▶ [Your objective]: Extract the entries in their exact form.

## START Material for this task

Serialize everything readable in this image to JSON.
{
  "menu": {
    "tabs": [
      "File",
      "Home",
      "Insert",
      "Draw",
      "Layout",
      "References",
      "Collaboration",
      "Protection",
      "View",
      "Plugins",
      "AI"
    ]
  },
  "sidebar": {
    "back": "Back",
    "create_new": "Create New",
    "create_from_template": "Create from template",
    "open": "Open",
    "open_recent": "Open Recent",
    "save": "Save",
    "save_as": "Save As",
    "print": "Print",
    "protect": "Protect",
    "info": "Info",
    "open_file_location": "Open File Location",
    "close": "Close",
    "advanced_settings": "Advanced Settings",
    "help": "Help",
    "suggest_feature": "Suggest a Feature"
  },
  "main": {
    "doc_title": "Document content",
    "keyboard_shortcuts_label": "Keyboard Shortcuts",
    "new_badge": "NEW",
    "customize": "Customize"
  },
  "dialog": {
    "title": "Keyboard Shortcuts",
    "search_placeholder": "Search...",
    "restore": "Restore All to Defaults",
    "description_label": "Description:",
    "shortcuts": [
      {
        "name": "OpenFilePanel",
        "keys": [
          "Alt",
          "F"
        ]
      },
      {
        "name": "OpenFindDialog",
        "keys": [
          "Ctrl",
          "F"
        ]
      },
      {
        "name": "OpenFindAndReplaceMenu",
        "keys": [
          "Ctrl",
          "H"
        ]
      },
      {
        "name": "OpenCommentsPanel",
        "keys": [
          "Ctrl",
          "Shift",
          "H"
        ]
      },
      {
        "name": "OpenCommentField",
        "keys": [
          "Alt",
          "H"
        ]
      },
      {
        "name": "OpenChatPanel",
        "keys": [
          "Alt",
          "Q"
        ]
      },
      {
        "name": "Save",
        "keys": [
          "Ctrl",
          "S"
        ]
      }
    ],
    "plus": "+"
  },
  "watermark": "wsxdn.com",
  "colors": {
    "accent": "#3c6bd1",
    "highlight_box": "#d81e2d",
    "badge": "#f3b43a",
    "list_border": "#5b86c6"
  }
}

## END Material for this task

▶ [Complete answer]:
Serialize everything readable in this image to JSON.
{
  "menu": {
    "tabs": [
      "File",
      "Home",
      "Insert",
      "Draw",
      "Layout",
      "References",
      "Collaboration",
      "Protection",
      "View",
      "Plugins",
      "AI"
    ]
  },
  "sidebar": {
    "back": "Back",
    "create_new": "Create New",
    "create_from_template": "Create from template",
    "open": "Open",
    "open_recent": "Open Recent",
    "save": "Save",
    "save_as": "Save As",
    "print": "Print",
    "protect": "Protect",
    "info": "Info",
    "open_file_location": "Open File Location",
    "close": "Close",
    "advanced_settings": "Advanced Settings",
    "help": "Help",
    "suggest_feature": "Suggest a Feature"
  },
  "main": {
    "doc_title": "Document content",
    "keyboard_shortcuts_label": "Keyboard Shortcuts",
    "new_badge": "NEW",
    "customize": "Customize"
  },
  "dialog": {
    "title": "Keyboard Shortcuts",
    "search_placeholder": "Search...",
    "restore": "Restore All to Defaults",
    "description_label": "Description:",
    "shortcuts": [
      {
        "name": "OpenFilePanel",
        "keys": [
          "Alt",
          "F"
        ]
      },
      {
        "name": "OpenFindDialog",
        "keys": [
          "Ctrl",
          "F"
        ]
      },
      {
        "name": "OpenFindAndReplaceMenu",
        "keys": [
          "Ctrl",
          "H"
        ]
      },
      {
        "name": "OpenCommentsPanel",
        "keys": [
          "Ctrl",
          "Shift",
          "H"
        ]
      },
      {
        "name": "OpenCommentField",
        "keys": [
          "Alt",
          "H"
        ]
      },
      {
        "name": "OpenChatPanel",
        "keys": [
          "Alt",
          "Q"
        ]
      },
      {
        "name": "Save",
        "keys": [
          "Ctrl",
          "S"
        ]
      }
    ],
    "plus": "+"
  },
  "watermark": "wsxdn.com",
  "colors": {
    "accent": "#3c6bd1",
    "highlight_box": "#d81e2d",
    "badge": "#f3b43a",
    "list_border": "#5b86c6"
  }
}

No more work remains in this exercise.